Report all lines from the entries below in which "chemii" appears.
━━━ SOURCE MATERIAL
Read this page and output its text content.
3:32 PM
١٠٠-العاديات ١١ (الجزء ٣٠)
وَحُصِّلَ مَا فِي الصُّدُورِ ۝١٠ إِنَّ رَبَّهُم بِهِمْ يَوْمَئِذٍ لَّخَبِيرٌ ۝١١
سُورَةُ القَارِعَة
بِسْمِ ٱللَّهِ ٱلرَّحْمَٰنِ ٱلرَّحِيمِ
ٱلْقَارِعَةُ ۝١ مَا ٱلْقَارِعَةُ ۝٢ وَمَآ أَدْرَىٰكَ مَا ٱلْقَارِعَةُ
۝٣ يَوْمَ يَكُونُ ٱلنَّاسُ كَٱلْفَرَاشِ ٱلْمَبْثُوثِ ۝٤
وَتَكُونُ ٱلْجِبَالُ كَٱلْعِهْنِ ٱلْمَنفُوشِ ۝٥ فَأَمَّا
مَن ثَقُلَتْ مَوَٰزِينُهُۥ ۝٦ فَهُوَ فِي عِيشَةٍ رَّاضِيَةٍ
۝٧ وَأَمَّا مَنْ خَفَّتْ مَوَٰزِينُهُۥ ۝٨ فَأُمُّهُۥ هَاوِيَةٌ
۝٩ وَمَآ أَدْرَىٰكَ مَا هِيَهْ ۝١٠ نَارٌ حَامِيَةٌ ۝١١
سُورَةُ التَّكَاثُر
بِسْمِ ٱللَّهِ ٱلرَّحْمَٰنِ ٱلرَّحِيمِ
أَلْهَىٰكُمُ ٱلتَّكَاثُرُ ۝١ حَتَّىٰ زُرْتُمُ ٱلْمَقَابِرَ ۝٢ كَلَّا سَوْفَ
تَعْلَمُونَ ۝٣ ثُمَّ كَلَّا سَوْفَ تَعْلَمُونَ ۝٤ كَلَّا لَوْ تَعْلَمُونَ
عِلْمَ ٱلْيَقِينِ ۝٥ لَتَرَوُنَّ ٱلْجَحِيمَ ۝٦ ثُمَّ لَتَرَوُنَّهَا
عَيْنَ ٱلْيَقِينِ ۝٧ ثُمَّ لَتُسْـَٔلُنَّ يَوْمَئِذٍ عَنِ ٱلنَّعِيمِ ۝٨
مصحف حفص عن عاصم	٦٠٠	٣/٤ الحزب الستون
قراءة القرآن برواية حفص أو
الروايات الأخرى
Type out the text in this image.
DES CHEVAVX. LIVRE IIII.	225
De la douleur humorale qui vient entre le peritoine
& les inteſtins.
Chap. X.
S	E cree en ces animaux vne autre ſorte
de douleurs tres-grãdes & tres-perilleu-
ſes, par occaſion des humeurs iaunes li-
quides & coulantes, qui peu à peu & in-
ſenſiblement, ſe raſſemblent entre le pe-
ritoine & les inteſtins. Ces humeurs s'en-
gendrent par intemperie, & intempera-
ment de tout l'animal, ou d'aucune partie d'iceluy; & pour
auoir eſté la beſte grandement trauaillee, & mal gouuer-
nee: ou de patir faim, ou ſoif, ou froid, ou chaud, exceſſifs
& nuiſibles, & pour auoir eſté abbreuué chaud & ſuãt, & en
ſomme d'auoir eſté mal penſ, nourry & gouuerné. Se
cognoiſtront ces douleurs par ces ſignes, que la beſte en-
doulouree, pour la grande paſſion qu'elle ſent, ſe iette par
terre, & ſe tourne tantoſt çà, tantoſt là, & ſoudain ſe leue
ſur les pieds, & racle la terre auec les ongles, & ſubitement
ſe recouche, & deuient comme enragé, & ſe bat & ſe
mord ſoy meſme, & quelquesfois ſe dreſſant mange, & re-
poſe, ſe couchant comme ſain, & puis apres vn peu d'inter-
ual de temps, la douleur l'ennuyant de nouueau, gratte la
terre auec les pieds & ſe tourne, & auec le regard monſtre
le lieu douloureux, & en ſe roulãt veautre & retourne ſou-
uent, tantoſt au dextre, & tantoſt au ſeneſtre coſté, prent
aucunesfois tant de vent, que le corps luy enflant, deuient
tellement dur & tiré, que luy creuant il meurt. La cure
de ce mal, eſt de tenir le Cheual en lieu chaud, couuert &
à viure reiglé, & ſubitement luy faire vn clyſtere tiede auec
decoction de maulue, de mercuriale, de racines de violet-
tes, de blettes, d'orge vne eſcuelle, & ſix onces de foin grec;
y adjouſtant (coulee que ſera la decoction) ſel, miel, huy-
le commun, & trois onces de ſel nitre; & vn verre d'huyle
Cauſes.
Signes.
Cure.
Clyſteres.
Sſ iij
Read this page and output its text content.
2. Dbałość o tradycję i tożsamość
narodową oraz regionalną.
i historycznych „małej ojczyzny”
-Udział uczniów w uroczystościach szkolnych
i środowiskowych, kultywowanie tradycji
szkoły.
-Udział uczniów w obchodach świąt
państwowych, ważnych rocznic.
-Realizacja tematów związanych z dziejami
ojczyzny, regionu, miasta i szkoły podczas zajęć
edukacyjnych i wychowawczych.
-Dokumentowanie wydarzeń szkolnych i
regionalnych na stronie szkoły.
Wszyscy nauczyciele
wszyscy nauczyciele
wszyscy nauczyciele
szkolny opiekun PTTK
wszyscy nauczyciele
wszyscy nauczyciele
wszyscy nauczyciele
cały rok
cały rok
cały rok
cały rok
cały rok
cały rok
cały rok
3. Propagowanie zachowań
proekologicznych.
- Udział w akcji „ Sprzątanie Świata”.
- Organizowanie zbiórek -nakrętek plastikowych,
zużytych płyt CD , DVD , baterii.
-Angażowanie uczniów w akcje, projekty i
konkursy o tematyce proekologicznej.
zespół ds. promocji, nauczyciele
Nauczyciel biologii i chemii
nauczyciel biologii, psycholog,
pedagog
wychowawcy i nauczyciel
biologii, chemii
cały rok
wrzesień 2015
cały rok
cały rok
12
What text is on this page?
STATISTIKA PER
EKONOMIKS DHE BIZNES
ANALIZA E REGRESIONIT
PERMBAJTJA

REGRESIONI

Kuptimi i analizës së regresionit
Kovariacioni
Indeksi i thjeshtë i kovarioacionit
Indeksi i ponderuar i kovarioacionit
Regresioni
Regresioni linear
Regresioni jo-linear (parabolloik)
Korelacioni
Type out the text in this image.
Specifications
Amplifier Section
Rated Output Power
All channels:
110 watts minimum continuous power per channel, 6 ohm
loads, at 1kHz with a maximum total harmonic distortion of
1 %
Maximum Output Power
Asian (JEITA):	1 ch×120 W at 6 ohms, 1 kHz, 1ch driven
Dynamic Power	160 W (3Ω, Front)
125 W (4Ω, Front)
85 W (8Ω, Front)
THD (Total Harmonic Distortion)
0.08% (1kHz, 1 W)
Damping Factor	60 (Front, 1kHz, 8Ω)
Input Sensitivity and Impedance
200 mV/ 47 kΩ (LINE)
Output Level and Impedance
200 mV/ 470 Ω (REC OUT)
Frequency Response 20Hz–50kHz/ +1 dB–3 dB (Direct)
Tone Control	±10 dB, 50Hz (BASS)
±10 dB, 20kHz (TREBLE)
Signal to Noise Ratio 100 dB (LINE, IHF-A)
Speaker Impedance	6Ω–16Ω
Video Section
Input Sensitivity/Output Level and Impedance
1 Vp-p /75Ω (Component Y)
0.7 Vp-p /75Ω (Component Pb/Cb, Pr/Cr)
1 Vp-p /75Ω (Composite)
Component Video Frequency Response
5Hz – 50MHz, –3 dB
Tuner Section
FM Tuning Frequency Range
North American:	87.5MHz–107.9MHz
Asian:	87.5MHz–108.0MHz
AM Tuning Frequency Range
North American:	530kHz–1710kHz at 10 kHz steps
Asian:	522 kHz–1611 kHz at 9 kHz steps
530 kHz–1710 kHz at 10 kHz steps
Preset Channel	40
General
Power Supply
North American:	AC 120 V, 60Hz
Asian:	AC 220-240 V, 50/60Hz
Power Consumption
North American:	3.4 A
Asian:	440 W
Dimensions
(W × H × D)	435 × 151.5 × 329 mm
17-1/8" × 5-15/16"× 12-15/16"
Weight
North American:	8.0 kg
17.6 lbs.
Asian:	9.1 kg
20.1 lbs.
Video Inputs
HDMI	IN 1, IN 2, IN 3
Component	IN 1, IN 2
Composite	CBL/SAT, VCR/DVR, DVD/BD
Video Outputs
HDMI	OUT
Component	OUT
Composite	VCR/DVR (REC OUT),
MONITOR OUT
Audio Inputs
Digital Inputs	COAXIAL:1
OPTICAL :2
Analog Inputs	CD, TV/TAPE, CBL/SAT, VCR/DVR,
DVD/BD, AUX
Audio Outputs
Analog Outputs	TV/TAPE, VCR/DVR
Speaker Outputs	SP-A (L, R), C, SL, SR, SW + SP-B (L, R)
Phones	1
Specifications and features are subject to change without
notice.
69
━━━━━━
*COMPLETED TASK*
Nauczyciel biologii i chemii
biologii, chemii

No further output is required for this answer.